Given problem
Tally the lines holding the string "this" and reply with that number alone.

Records shown

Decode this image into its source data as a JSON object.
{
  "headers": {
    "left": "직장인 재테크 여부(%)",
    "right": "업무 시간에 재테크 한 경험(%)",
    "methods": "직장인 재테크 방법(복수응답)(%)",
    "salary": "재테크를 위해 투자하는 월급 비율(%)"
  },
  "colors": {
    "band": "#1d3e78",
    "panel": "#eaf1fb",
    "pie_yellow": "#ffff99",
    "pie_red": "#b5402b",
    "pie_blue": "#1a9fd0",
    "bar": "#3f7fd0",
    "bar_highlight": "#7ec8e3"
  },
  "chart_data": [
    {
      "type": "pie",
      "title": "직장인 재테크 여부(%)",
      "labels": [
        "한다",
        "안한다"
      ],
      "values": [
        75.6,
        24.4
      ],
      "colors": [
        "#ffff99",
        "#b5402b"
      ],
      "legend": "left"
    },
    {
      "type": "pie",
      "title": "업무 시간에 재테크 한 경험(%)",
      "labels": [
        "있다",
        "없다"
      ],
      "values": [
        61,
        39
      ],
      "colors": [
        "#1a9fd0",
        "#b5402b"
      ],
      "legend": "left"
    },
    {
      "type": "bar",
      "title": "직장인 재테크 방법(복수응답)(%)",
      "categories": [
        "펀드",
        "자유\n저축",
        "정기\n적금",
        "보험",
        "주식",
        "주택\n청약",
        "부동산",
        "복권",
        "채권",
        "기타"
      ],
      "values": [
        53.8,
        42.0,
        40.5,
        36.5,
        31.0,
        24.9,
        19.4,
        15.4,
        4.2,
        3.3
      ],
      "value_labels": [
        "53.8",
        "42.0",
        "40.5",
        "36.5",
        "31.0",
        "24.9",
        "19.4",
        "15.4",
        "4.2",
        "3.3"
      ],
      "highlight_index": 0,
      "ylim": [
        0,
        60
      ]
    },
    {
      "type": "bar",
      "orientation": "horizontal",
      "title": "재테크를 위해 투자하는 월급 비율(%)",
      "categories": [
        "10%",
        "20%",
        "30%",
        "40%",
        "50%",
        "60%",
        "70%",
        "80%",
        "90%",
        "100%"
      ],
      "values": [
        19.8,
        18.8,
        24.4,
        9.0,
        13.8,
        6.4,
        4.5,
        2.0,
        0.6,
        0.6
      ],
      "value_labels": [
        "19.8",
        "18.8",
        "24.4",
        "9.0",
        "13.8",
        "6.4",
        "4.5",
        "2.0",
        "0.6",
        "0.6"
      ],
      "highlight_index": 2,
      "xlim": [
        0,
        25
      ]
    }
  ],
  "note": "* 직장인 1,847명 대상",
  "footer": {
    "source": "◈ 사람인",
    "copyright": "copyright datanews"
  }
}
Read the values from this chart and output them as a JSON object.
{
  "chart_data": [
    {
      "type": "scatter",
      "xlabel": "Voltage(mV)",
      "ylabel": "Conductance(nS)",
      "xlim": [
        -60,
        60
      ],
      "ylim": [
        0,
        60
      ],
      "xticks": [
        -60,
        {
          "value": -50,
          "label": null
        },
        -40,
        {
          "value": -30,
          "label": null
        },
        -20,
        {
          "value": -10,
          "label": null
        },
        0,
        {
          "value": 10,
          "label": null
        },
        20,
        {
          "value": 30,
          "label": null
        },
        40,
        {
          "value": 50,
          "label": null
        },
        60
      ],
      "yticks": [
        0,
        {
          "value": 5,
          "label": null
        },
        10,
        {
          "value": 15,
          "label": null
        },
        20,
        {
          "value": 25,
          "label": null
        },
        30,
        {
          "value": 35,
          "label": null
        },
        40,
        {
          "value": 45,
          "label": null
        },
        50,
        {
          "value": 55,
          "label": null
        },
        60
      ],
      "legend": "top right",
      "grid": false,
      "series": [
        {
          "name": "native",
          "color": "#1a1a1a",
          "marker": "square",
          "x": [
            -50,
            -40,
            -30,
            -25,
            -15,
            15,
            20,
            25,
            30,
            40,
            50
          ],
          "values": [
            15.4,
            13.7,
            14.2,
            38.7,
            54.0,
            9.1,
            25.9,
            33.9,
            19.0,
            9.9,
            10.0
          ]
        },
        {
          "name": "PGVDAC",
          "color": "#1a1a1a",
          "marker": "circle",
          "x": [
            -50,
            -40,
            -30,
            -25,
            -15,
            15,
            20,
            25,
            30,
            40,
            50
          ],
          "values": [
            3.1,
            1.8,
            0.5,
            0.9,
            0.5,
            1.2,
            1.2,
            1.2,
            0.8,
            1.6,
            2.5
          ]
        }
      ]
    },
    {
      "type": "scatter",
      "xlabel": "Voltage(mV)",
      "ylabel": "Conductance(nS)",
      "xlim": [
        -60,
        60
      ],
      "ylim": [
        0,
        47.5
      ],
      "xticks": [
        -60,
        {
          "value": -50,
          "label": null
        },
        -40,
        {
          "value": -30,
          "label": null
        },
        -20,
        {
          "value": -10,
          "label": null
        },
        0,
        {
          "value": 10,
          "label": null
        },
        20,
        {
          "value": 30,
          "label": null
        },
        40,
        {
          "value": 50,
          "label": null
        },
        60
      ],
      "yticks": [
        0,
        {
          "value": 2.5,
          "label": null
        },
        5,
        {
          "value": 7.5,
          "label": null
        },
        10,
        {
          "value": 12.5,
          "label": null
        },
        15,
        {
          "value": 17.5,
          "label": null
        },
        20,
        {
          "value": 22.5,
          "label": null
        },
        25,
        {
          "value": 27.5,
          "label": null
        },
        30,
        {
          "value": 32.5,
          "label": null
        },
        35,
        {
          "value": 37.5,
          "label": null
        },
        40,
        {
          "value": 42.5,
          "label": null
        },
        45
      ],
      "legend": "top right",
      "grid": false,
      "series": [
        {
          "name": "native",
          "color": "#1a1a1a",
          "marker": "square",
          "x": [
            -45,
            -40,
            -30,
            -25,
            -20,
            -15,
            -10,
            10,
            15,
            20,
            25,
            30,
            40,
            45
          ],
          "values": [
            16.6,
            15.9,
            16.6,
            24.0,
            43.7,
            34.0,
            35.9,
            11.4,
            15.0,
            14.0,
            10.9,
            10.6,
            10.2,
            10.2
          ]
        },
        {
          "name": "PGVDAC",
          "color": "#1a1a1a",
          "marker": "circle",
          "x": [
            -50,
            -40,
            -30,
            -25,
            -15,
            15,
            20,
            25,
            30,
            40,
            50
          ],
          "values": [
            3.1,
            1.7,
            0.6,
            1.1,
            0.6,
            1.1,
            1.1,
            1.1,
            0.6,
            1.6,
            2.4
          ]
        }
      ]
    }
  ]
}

Correct response
2